| Stated goal |
Quote every line of the records below verbatim, leaving out the pictures.

| Records |
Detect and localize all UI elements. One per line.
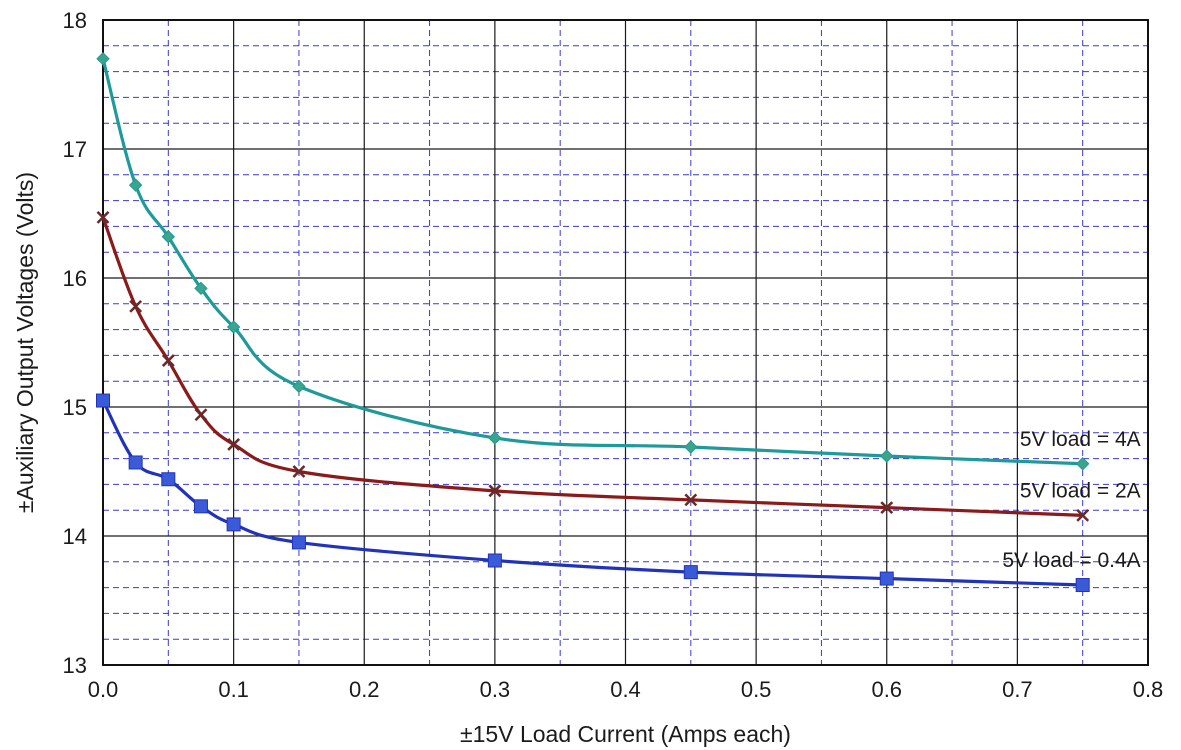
data-point-diamond <box>292 379 306 394</box>
series-line-1 <box>101 57 1085 466</box>
series-label-1: 5V load = 4A <box>1020 428 1141 451</box>
data-point-x-stroke <box>880 501 894 515</box>
series-group <box>101 57 1085 587</box>
data-point-x-stroke <box>129 299 143 313</box>
data-point-x <box>880 501 894 515</box>
series-line-2 <box>101 215 1085 517</box>
x-axis-title: ±15V Load Current (Amps each) <box>460 721 791 747</box>
data-point-square <box>683 565 698 580</box>
series-labels: 5V load = 4A 5V load = 2A 5V load = 0.4A <box>1002 428 1140 572</box>
y-tick-label: 16 <box>63 266 87 291</box>
data-point-diamond <box>226 320 241 334</box>
data-point-square <box>128 455 143 470</box>
data-point-x <box>96 210 110 224</box>
data-point-diamond <box>684 440 698 454</box>
data-point-diamond <box>1075 457 1090 471</box>
data-point-x-stroke <box>488 484 502 498</box>
data-point-x-stroke <box>227 437 241 451</box>
data-point-square <box>96 393 110 408</box>
series-line-3 <box>101 398 1085 587</box>
data-point-x <box>129 299 143 313</box>
data-point-x <box>194 408 208 422</box>
data-point-x <box>161 354 175 367</box>
data-point-x <box>227 437 241 451</box>
data-point-square <box>193 499 208 514</box>
data-point-x <box>684 493 698 507</box>
data-point-x <box>292 465 306 478</box>
y-tick-label: 13 <box>63 653 87 678</box>
data-point-diamond <box>488 431 502 445</box>
data-point-diamond <box>128 178 143 192</box>
x-tick-label: 0.0 <box>88 677 119 702</box>
data-point-x-stroke <box>96 210 110 224</box>
x-tick-label: 0.8 <box>1133 677 1164 702</box>
tick-labels: 0.0 0.1 0.2 0.3 0.4 0.5 0.6 0.7 0.8 13 14 15 16 17 18 <box>63 8 1164 702</box>
y-axis-title: ±Auxiliary Output Voltages (Volts) <box>12 172 38 513</box>
data-point-x-stroke <box>292 465 306 478</box>
data-point-x <box>1076 508 1090 522</box>
marker-group <box>96 51 1090 593</box>
data-point-square <box>291 535 306 550</box>
data-point-diamond <box>194 281 208 296</box>
y-tick-label: 17 <box>63 137 87 162</box>
data-point-diamond <box>161 230 176 244</box>
x-tick-label: 0.1 <box>218 677 249 702</box>
data-point-x-stroke <box>194 408 208 422</box>
x-tick-label: 0.2 <box>349 677 380 702</box>
x-tick-label: 0.4 <box>610 677 641 702</box>
data-point-square <box>226 517 241 532</box>
y-tick-label: 18 <box>63 8 87 33</box>
data-point-square <box>161 472 176 487</box>
data-point-square <box>879 571 894 586</box>
data-point-x-stroke <box>1076 508 1090 522</box>
data-point-x-stroke <box>161 354 175 367</box>
data-point-square <box>487 553 502 568</box>
series-label-3: 5V load = 0.4A <box>1002 549 1140 572</box>
x-tick-label: 0.5 <box>741 677 772 702</box>
series-label-2: 5V load = 2A <box>1020 479 1141 502</box>
plot-frame <box>102 19 1149 666</box>
y-tick-label: 15 <box>63 395 87 420</box>
data-point-x <box>488 484 502 498</box>
x-tick-label: 0.7 <box>1002 677 1033 702</box>
y-tick-label: 14 <box>63 524 87 549</box>
data-point-x-stroke <box>684 493 698 507</box>
data-point-diamond <box>880 449 894 463</box>
plot-border <box>102 19 1149 666</box>
data-point-diamond <box>96 51 110 66</box>
x-tick-label: 0.6 <box>871 677 902 702</box>
data-point-square <box>1075 578 1090 593</box>
x-tick-label: 0.3 <box>480 677 511 702</box>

| Solution below |
Detect and localize all UI elements. One per line.
data-point-diamond <box>292 379 306 394</box>
series-line-1 <box>101 57 1085 466</box>
series-label-1: 5V load = 4A <box>1020 428 1141 451</box>
data-point-x-stroke <box>880 501 894 515</box>
series-group <box>101 57 1085 587</box>
data-point-x-stroke <box>129 299 143 313</box>
data-point-x <box>880 501 894 515</box>
series-line-2 <box>101 215 1085 517</box>
x-axis-title: ±15V Load Current (Amps each) <box>460 721 791 747</box>
data-point-square <box>683 565 698 580</box>
series-labels: 5V load = 4A 5V load = 2A 5V load = 0.4A <box>1002 428 1140 572</box>
y-tick-label: 16 <box>63 266 87 291</box>
data-point-diamond <box>226 320 241 334</box>
data-point-square <box>128 455 143 470</box>
data-point-x <box>96 210 110 224</box>
data-point-diamond <box>684 440 698 454</box>
data-point-diamond <box>1075 457 1090 471</box>
data-point-x-stroke <box>488 484 502 498</box>
data-point-x-stroke <box>227 437 241 451</box>
data-point-square <box>96 393 110 408</box>
series-line-3 <box>101 398 1085 587</box>
data-point-x <box>129 299 143 313</box>
data-point-x <box>194 408 208 422</box>
data-point-x <box>161 354 175 367</box>
data-point-x <box>227 437 241 451</box>
data-point-square <box>193 499 208 514</box>
data-point-x <box>684 493 698 507</box>
data-point-x <box>292 465 306 478</box>
y-tick-label: 13 <box>63 653 87 678</box>
data-point-diamond <box>488 431 502 445</box>
data-point-diamond <box>128 178 143 192</box>
x-tick-label: 0.0 <box>88 677 119 702</box>
data-point-x-stroke <box>96 210 110 224</box>
x-tick-label: 0.8 <box>1133 677 1164 702</box>
tick-labels: 0.0 0.1 0.2 0.3 0.4 0.5 0.6 0.7 0.8 13 14 15 16 17 18 <box>63 8 1164 702</box>
y-axis-title: ±Auxiliary Output Voltages (Volts) <box>12 172 38 513</box>
data-point-x-stroke <box>292 465 306 478</box>
data-point-x <box>1076 508 1090 522</box>
marker-group <box>96 51 1090 593</box>
data-point-square <box>291 535 306 550</box>
data-point-diamond <box>194 281 208 296</box>
y-tick-label: 17 <box>63 137 87 162</box>
data-point-diamond <box>161 230 176 244</box>
x-tick-label: 0.1 <box>218 677 249 702</box>
data-point-x-stroke <box>194 408 208 422</box>
x-tick-label: 0.2 <box>349 677 380 702</box>
x-tick-label: 0.4 <box>610 677 641 702</box>
data-point-square <box>226 517 241 532</box>
y-tick-label: 18 <box>63 8 87 33</box>
data-point-square <box>161 472 176 487</box>
data-point-square <box>879 571 894 586</box>
data-point-x-stroke <box>1076 508 1090 522</box>
data-point-x-stroke <box>161 354 175 367</box>
data-point-square <box>487 553 502 568</box>
series-label-3: 5V load = 0.4A <box>1002 549 1140 572</box>
x-tick-label: 0.5 <box>741 677 772 702</box>
series-label-2: 5V load = 2A <box>1020 479 1141 502</box>
plot-frame <box>102 19 1149 666</box>
y-tick-label: 15 <box>63 395 87 420</box>
data-point-x <box>488 484 502 498</box>
x-tick-label: 0.7 <box>1002 677 1033 702</box>
y-tick-label: 14 <box>63 524 87 549</box>
data-point-x-stroke <box>684 493 698 507</box>
data-point-diamond <box>880 449 894 463</box>
plot-border <box>102 19 1149 666</box>
data-point-diamond <box>96 51 110 66</box>
x-tick-label: 0.6 <box>871 677 902 702</box>
data-point-square <box>1075 578 1090 593</box>
x-tick-label: 0.3 <box>480 677 511 702</box>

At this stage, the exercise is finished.